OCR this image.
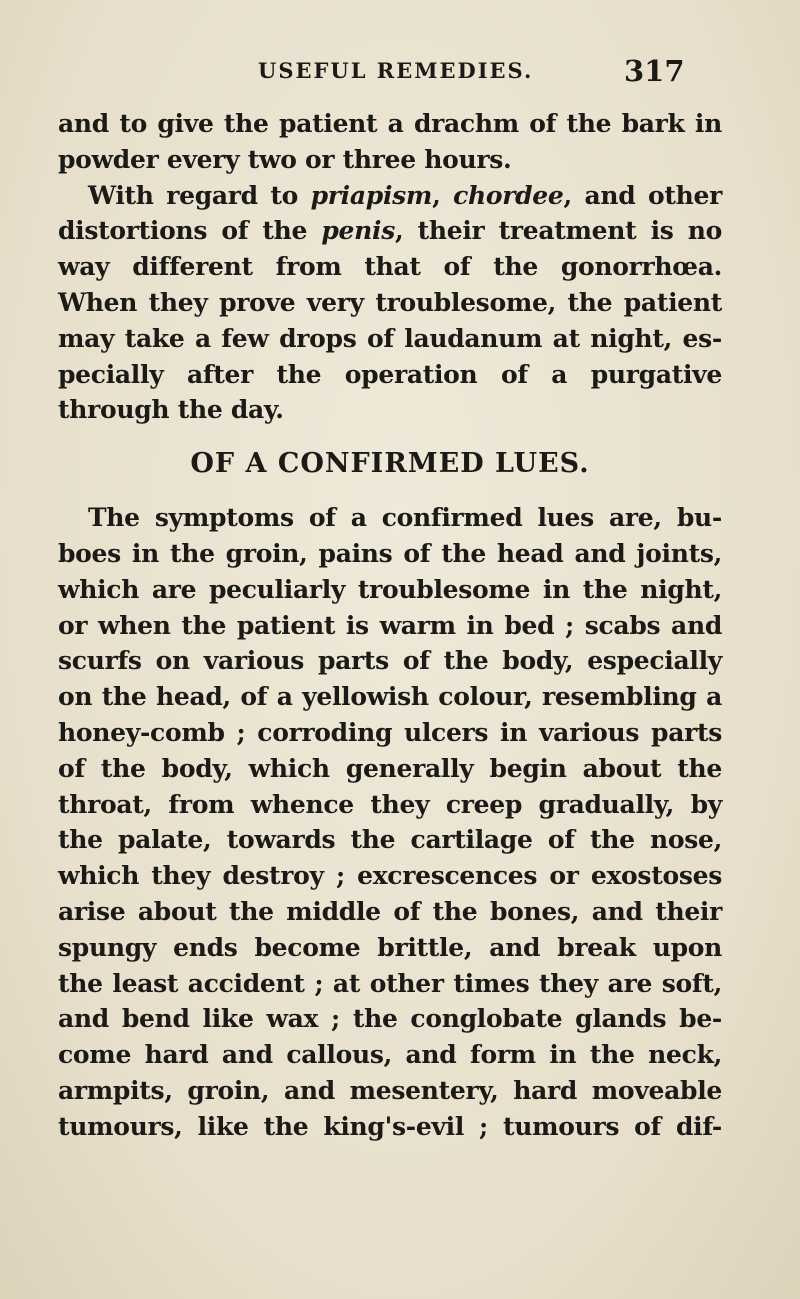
USEFUL REMEDIES.	317
and to give the patient a drachm of the bark in
powder every two or three hours.
With regard to priapism, chordee, and other
distortions of the penis, their treatment is no
way different from that of the gonorrhœa.
When they prove very troublesome, the patient
may take a few drops of laudanum at night, es-
pecially after the operation of a purgative
through the day.
OF A CONFIRMED LUES.
The symptoms of a confirmed lues are, bu-
boes in the groin, pains of the head and joints,
which are peculiarly troublesome in the night,
or when the patient is warm in bed ; scabs and
scurfs on various parts of the body, especially
on the head, of a yellowish colour, resembling a
honey-comb ; corroding ulcers in various parts
of the body, which generally begin about the
throat, from whence they creep gradually, by
the palate, towards the cartilage of the nose,
which they destroy ; excrescences or exostoses
arise about the middle of the bones, and their
spungy ends become brittle, and break upon
the least accident ; at other times they are soft,
and bend like wax ; the conglobate glands be-
come hard and callous, and form in the neck,
armpits, groin, and mesentery, hard moveable
tumours, like the king's-evil ; tumours of dif-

***

◆ **SET PROBLEM**: Quote all the lines above exactly as given. Do not include the pictures.

◆ **WRITTEN RESPONSE**:
OCR this image.
USEFUL REMEDIES.	317
and to give the patient a drachm of the bark in
powder every two or three hours.
With regard to priapism, chordee, and other
distortions of the penis, their treatment is no
way different from that of the gonorrhœa.
When they prove very troublesome, the patient
may take a few drops of laudanum at night, es-
pecially after the operation of a purgative
through the day.
OF A CONFIRMED LUES.
The symptoms of a confirmed lues are, bu-
boes in the groin, pains of the head and joints,
which are peculiarly troublesome in the night,
or when the patient is warm in bed ; scabs and
scurfs on various parts of the body, especially
on the head, of a yellowish colour, resembling a
honey-comb ; corroding ulcers in various parts
of the body, which generally begin about the
throat, from whence they creep gradually, by
the palate, towards the cartilage of the nose,
which they destroy ; excrescences or exostoses
arise about the middle of the bones, and their
spungy ends become brittle, and break upon
the least accident ; at other times they are soft,
and bend like wax ; the conglobate glands be-
come hard and callous, and form in the neck,
armpits, groin, and mesentery, hard moveable
tumours, like the king's-evil ; tumours of dif-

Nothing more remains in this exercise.